What to produce —
Print all the records exactly, please.

## Start Records supplied

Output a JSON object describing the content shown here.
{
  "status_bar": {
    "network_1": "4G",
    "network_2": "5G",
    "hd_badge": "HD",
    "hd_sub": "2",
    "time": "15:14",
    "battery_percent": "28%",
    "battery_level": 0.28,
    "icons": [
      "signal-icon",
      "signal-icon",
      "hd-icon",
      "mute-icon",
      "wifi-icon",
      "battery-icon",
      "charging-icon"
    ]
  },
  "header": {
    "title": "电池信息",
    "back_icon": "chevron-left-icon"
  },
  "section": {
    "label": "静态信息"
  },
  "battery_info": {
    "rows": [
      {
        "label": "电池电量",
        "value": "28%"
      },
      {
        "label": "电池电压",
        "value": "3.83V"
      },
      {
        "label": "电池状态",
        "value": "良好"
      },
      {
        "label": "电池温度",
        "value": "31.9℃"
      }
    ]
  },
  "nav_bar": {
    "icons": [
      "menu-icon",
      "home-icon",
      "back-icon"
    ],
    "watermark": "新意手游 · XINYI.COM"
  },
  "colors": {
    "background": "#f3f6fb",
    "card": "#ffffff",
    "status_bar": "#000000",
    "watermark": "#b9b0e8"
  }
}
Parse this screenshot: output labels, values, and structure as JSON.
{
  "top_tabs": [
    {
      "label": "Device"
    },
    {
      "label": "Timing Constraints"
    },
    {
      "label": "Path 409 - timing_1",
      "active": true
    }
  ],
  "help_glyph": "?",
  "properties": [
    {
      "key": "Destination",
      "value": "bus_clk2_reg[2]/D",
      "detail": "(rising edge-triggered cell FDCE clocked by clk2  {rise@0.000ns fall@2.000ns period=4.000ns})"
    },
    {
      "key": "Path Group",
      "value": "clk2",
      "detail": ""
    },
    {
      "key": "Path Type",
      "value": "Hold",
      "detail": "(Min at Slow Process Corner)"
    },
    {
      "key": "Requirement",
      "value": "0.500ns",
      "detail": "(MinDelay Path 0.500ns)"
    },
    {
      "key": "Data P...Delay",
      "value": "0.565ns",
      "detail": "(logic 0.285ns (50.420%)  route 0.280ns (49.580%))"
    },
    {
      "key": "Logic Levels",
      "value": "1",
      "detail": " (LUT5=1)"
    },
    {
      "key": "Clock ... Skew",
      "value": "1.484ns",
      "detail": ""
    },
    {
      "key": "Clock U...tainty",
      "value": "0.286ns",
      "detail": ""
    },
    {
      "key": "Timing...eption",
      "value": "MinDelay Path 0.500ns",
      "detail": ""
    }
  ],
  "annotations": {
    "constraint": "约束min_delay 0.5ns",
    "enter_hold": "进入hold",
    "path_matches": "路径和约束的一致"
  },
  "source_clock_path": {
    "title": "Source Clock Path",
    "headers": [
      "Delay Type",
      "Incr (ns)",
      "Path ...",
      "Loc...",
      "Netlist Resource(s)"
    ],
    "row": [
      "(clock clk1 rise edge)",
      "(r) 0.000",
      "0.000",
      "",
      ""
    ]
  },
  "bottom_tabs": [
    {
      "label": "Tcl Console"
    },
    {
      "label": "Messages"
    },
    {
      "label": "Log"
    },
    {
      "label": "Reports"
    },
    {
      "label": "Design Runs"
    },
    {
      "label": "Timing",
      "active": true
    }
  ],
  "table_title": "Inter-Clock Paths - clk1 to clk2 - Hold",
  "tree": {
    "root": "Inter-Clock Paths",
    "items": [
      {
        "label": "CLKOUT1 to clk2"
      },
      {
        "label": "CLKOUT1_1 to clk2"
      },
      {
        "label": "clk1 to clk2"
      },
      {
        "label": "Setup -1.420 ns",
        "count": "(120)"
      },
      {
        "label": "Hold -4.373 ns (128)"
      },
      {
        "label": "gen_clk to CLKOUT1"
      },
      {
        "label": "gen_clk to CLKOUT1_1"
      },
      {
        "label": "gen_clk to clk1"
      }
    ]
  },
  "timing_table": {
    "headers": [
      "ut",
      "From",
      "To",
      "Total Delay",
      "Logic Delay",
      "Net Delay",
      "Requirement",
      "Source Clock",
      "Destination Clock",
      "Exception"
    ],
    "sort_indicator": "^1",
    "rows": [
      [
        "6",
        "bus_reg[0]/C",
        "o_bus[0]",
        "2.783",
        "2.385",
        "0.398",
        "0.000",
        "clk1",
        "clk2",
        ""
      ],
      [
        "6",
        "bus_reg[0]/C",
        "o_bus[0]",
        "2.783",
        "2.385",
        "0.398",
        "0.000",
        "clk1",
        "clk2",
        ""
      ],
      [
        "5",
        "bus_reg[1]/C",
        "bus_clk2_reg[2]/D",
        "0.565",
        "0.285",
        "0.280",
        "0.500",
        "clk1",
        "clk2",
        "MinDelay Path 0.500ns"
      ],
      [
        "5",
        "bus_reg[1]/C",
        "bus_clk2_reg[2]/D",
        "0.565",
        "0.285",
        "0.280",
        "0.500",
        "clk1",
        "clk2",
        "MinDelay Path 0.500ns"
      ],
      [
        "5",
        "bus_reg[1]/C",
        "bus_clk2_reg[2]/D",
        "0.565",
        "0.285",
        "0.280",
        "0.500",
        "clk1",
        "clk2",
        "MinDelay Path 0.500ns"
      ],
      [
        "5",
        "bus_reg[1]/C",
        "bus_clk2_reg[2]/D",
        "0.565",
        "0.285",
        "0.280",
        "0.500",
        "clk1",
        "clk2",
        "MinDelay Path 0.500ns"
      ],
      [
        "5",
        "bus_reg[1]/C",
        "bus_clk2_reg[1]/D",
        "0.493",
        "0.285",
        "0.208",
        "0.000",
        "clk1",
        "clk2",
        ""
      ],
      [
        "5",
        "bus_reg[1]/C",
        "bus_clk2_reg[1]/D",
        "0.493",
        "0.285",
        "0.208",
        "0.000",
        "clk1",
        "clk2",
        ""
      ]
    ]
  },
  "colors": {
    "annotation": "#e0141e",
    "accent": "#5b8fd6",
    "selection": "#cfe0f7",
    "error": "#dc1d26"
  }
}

## End Records supplied

Full answer —
Output a JSON object describing the content shown here.
{
  "status_bar": {
    "network_1": "4G",
    "network_2": "5G",
    "hd_badge": "HD",
    "hd_sub": "2",
    "time": "15:14",
    "battery_percent": "28%",
    "battery_level": 0.28,
    "icons": [
      "signal-icon",
      "signal-icon",
      "hd-icon",
      "mute-icon",
      "wifi-icon",
      "battery-icon",
      "charging-icon"
    ]
  },
  "header": {
    "title": "电池信息",
    "back_icon": "chevron-left-icon"
  },
  "section": {
    "label": "静态信息"
  },
  "battery_info": {
    "rows": [
      {
        "label": "电池电量",
        "value": "28%"
      },
      {
        "label": "电池电压",
        "value": "3.83V"
      },
      {
        "label": "电池状态",
        "value": "良好"
      },
      {
        "label": "电池温度",
        "value": "31.9℃"
      }
    ]
  },
  "nav_bar": {
    "icons": [
      "menu-icon",
      "home-icon",
      "back-icon"
    ],
    "watermark": "新意手游 · XINYI.COM"
  },
  "colors": {
    "background": "#f3f6fb",
    "card": "#ffffff",
    "status_bar": "#000000",
    "watermark": "#b9b0e8"
  }
}
Parse this screenshot: output labels, values, and structure as JSON.
{
  "top_tabs": [
    {
      "label": "Device"
    },
    {
      "label": "Timing Constraints"
    },
    {
      "label": "Path 409 - timing_1",
      "active": true
    }
  ],
  "help_glyph": "?",
  "properties": [
    {
      "key": "Destination",
      "value": "bus_clk2_reg[2]/D",
      "detail": "(rising edge-triggered cell FDCE clocked by clk2  {rise@0.000ns fall@2.000ns period=4.000ns})"
    },
    {
      "key": "Path Group",
      "value": "clk2",
      "detail": ""
    },
    {
      "key": "Path Type",
      "value": "Hold",
      "detail": "(Min at Slow Process Corner)"
    },
    {
      "key": "Requirement",
      "value": "0.500ns",
      "detail": "(MinDelay Path 0.500ns)"
    },
    {
      "key": "Data P...Delay",
      "value": "0.565ns",
      "detail": "(logic 0.285ns (50.420%)  route 0.280ns (49.580%))"
    },
    {
      "key": "Logic Levels",
      "value": "1",
      "detail": " (LUT5=1)"
    },
    {
      "key": "Clock ... Skew",
      "value": "1.484ns",
      "detail": ""
    },
    {
      "key": "Clock U...tainty",
      "value": "0.286ns",
      "detail": ""
    },
    {
      "key": "Timing...eption",
      "value": "MinDelay Path 0.500ns",
      "detail": ""
    }
  ],
  "annotations": {
    "constraint": "约束min_delay 0.5ns",
    "enter_hold": "进入hold",
    "path_matches": "路径和约束的一致"
  },
  "source_clock_path": {
    "title": "Source Clock Path",
    "headers": [
      "Delay Type",
      "Incr (ns)",
      "Path ...",
      "Loc...",
      "Netlist Resource(s)"
    ],
    "row": [
      "(clock clk1 rise edge)",
      "(r) 0.000",
      "0.000",
      "",
      ""
    ]
  },
  "bottom_tabs": [
    {
      "label": "Tcl Console"
    },
    {
      "label": "Messages"
    },
    {
      "label": "Log"
    },
    {
      "label": "Reports"
    },
    {
      "label": "Design Runs"
    },
    {
      "label": "Timing",
      "active": true
    }
  ],
  "table_title": "Inter-Clock Paths - clk1 to clk2 - Hold",
  "tree": {
    "root": "Inter-Clock Paths",
    "items": [
      {
        "label": "CLKOUT1 to clk2"
      },
      {
        "label": "CLKOUT1_1 to clk2"
      },
      {
        "label": "clk1 to clk2"
      },
      {
        "label": "Setup -1.420 ns",
        "count": "(120)"
      },
      {
        "label": "Hold -4.373 ns (128)"
      },
      {
        "label": "gen_clk to CLKOUT1"
      },
      {
        "label": "gen_clk to CLKOUT1_1"
      },
      {
        "label": "gen_clk to clk1"
      }
    ]
  },
  "timing_table": {
    "headers": [
      "ut",
      "From",
      "To",
      "Total Delay",
      "Logic Delay",
      "Net Delay",
      "Requirement",
      "Source Clock",
      "Destination Clock",
      "Exception"
    ],
    "sort_indicator": "^1",
    "rows": [
      [
        "6",
        "bus_reg[0]/C",
        "o_bus[0]",
        "2.783",
        "2.385",
        "0.398",
        "0.000",
        "clk1",
        "clk2",
        ""
      ],
      [
        "6",
        "bus_reg[0]/C",
        "o_bus[0]",
        "2.783",
        "2.385",
        "0.398",
        "0.000",
        "clk1",
        "clk2",
        ""
      ],
      [
        "5",
        "bus_reg[1]/C",
        "bus_clk2_reg[2]/D",
        "0.565",
        "0.285",
        "0.280",
        "0.500",
        "clk1",
        "clk2",
        "MinDelay Path 0.500ns"
      ],
      [
        "5",
        "bus_reg[1]/C",
        "bus_clk2_reg[2]/D",
        "0.565",
        "0.285",
        "0.280",
        "0.500",
        "clk1",
        "clk2",
        "MinDelay Path 0.500ns"
      ],
      [
        "5",
        "bus_reg[1]/C",
        "bus_clk2_reg[2]/D",
        "0.565",
        "0.285",
        "0.280",
        "0.500",
        "clk1",
        "clk2",
        "MinDelay Path 0.500ns"
      ],
      [
        "5",
        "bus_reg[1]/C",
        "bus_clk2_reg[2]/D",
        "0.565",
        "0.285",
        "0.280",
        "0.500",
        "clk1",
        "clk2",
        "MinDelay Path 0.500ns"
      ],
      [
        "5",
        "bus_reg[1]/C",
        "bus_clk2_reg[1]/D",
        "0.493",
        "0.285",
        "0.208",
        "0.000",
        "clk1",
        "clk2",
        ""
      ],
      [
        "5",
        "bus_reg[1]/C",
        "bus_clk2_reg[1]/D",
        "0.493",
        "0.285",
        "0.208",
        "0.000",
        "clk1",
        "clk2",
        ""
      ]
    ]
  },
  "colors": {
    "annotation": "#e0141e",
    "accent": "#5b8fd6",
    "selection": "#cfe0f7",
    "error": "#dc1d26"
  }
}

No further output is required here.